▶ [Estratto della fonte]:

SERGIO QUINZIO



A cura di Andrea Pesce

"La storia di Dio è, fin dalla prima pagina della Bibbia, una storia di sconfitte".


 

 

VITA E OPERE

Sergio Quinzio nasce ad Alassio, in provincia di Savona, il 5 maggio 1927: ha prestato servizio per diciassette anni nella Guardia di finanza, da cui si è congedato con il titolo di capitano. Ha poi vissuto in isolamento per quattordici anni in un piccolo paese delle Marche (Isola del Piano), dove ha intrapreso quello studio approfondito della Bibbia che è stato l'impegno costante della sua vita. Saggista, commentatore di temi religiosi, teologo, negli ultimi anni si è trasferito a Roma. Ha collaborato con La Stampa, il Corriere della sera, l' Espresso, unendo le sue doti di fine biblista e di efficace divulgatore culturale. È morto a Roma il 22 marzo 1996. Tra le sue opere, ricordiamo: Diario profetico, Guanda, Milano, 1958; Religione e futuro, Realtà nuova, Firenze, 1962; Giudizio sulla storia, Silva, Milano, 1964; Cristianesimo dell'inizio e della fine, Adelphi, Milano, 1967; Laicità e verità filosofica. La religione nella scuola, Armando, Roma, 1970; Le dimensioni del nostro tempo, Rebellato, Cittadella, 1970; I potenti della letteratura, Rusconi, Milano, 1970; Un Commento alla Bibbia, Adelphi, Milano, 1972 (II. ed. 1995); Monoteismo ed ebraismo, Armando, Roma, 1975; L'impossibile morte dell'intellettuale, Armando, Roma, 1977; La fede sepolta, Adelphi, Milano, 1978; Dalla gola del leone, 1980; L'incoronazione, Armando, Roma, 1981; Silenzio di Dio, Mondadori, Milano, 1982; La croce e il nulla, Adelphi, Milano, 1984; La speranza nell'apocalissi, Ed. Paoline, Milano, 1984; Domande sulla santità, Ed. Gruppo Abele, Torino 1986; Radici ebraiche del moderno, Adelphi, Milano, 1991; La sconfitta di Dio, Adelphi, Milano, 1993; Mysterium iniquitatis, Adelphi, Milano, 1995.

▶ [Materiale fornito]:
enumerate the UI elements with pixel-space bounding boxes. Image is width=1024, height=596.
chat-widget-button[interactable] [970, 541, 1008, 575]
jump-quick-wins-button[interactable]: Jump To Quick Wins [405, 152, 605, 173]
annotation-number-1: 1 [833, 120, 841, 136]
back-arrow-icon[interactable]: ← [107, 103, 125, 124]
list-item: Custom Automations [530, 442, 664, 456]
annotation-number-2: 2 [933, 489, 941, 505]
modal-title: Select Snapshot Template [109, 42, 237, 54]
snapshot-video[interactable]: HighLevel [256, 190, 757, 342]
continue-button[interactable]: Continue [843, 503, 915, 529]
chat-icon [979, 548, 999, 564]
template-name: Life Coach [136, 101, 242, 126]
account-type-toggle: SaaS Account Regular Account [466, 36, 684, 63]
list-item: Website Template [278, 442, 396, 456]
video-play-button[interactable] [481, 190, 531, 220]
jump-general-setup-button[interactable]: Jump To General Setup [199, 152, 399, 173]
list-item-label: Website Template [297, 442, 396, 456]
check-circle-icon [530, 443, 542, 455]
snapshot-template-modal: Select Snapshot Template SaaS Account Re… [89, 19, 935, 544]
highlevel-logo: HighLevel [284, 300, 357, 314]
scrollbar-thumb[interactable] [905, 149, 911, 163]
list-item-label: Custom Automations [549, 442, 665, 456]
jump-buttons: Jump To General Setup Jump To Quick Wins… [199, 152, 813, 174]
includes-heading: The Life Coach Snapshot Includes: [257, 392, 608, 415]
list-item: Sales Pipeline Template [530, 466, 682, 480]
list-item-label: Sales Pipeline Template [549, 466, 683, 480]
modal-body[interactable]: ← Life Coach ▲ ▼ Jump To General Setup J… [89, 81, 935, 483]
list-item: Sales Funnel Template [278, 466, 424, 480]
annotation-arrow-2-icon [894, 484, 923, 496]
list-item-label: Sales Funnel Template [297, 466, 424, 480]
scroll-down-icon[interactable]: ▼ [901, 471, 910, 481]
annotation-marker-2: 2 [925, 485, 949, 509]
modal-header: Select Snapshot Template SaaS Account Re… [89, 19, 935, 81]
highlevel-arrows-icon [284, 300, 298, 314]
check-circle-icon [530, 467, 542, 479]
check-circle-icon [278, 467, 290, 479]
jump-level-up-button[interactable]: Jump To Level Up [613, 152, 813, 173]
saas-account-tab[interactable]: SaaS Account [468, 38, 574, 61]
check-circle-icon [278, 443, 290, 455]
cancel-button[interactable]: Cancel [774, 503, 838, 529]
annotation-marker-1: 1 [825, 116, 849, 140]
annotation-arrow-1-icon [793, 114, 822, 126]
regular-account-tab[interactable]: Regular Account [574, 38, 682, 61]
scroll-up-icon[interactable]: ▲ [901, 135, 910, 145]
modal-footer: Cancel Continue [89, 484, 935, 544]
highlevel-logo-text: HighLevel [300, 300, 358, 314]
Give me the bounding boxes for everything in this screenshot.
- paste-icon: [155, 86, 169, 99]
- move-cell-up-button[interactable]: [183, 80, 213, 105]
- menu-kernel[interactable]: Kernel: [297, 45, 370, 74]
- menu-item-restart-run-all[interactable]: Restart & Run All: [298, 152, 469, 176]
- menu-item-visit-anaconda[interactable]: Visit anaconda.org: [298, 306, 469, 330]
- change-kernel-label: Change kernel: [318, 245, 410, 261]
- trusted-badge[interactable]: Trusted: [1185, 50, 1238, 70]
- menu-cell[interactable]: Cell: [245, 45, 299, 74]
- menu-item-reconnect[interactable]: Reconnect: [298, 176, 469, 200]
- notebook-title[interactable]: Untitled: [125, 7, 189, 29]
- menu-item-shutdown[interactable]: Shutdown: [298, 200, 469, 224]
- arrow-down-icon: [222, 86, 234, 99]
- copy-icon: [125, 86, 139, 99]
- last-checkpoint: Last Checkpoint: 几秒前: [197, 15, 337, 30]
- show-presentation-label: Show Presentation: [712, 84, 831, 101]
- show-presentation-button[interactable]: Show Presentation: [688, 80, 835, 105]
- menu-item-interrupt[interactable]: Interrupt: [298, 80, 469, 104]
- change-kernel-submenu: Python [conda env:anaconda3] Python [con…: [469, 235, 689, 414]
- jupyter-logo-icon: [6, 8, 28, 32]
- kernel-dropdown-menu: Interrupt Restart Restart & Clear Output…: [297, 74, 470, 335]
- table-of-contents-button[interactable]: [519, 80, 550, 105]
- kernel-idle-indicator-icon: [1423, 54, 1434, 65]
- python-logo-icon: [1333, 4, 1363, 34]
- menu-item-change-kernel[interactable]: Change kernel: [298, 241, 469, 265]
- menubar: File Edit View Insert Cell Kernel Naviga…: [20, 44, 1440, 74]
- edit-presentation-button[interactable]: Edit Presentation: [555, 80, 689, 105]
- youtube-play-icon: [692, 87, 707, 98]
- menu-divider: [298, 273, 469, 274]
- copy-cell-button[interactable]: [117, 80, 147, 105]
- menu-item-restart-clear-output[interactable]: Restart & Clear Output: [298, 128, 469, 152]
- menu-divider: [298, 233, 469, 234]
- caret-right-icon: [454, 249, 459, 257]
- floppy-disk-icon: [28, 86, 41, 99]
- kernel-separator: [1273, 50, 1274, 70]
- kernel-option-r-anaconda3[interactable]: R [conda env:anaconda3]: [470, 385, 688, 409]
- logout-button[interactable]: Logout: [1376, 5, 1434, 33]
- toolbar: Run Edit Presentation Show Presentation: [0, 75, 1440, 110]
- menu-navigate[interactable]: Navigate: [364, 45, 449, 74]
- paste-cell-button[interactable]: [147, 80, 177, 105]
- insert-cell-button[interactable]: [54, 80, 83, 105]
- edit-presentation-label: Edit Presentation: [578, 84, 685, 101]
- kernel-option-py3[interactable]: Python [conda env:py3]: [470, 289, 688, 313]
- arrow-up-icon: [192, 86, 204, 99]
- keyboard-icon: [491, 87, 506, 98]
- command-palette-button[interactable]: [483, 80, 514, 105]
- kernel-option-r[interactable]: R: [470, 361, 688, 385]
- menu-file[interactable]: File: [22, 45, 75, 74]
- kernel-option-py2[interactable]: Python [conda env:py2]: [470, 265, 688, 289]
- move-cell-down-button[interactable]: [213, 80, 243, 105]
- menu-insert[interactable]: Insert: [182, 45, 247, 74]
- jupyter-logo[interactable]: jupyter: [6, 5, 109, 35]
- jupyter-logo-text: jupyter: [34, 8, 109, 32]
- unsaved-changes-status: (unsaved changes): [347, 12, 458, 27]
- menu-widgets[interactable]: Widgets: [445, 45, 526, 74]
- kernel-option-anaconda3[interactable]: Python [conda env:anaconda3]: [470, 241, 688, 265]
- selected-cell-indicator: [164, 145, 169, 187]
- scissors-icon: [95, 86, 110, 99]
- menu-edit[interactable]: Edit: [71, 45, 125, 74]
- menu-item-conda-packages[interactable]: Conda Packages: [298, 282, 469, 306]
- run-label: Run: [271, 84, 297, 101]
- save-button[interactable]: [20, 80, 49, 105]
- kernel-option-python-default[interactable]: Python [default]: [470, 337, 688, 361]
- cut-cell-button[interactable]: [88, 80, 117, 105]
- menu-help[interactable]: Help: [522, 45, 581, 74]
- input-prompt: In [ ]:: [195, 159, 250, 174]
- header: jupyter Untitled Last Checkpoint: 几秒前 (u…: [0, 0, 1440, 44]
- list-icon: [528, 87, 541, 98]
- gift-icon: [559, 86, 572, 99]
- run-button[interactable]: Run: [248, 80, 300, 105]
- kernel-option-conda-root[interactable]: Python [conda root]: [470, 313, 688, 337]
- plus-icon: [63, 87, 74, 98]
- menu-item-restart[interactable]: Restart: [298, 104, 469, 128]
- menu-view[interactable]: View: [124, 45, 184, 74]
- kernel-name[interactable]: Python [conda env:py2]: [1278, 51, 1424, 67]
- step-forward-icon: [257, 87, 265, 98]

▶ [Istruzioni dell'esercizio]:
**A.** Risponda alle seguenti domande in base al testo su Sergio Quinzio.
(i) In quale località è nato Sergio Quinzio?
(ii) Per quanti anni ha prestato servizio nella Guardia di finanza?
(iii) In quale città e in quale data è morto?
**B.** Stabilisca se ciascuna affermazione concorda con il testo su Sergio Quinzio. Per ogni caso risponda sì o no e citi le parole decisive del testo.
(i) Quinzio ha vissuto in isolamento per quattordici anni in un paese delle Marche.
(ii) Quinzio si è congedato dalla Guardia di finanza con il titolo di colonnello.
(iii) La sconfitta di Dio è stata pubblicata da Mondadori.
**C.** Elenchi tutte le opere che il testo su Sergio Quinzio attribuisce all'editore Armando di Roma.

▶ [Risposte attese]:
**A.**
(i) Ad Alassio, in provincia di Savona.
(ii) Per diciassette anni.
(iii) A Roma, il 22 marzo 1996.

**B.**
(i) Sì: "Ha poi vissuto in isolamento per quattordici anni in un piccolo paese delle Marche (Isola del Piano)".
(ii) No: "da cui si è congedato con il titolo di capitano".
(iii) No: "La sconfitta di Dio, Adelphi, Milano, 1993".

**C.**
Laicità e verità filosofica. La religione nella scuola (1970)
Monoteismo ed ebraismo (1975)
L'impossibile morte dell'intellettuale (1977)
L'incoronazione (1981)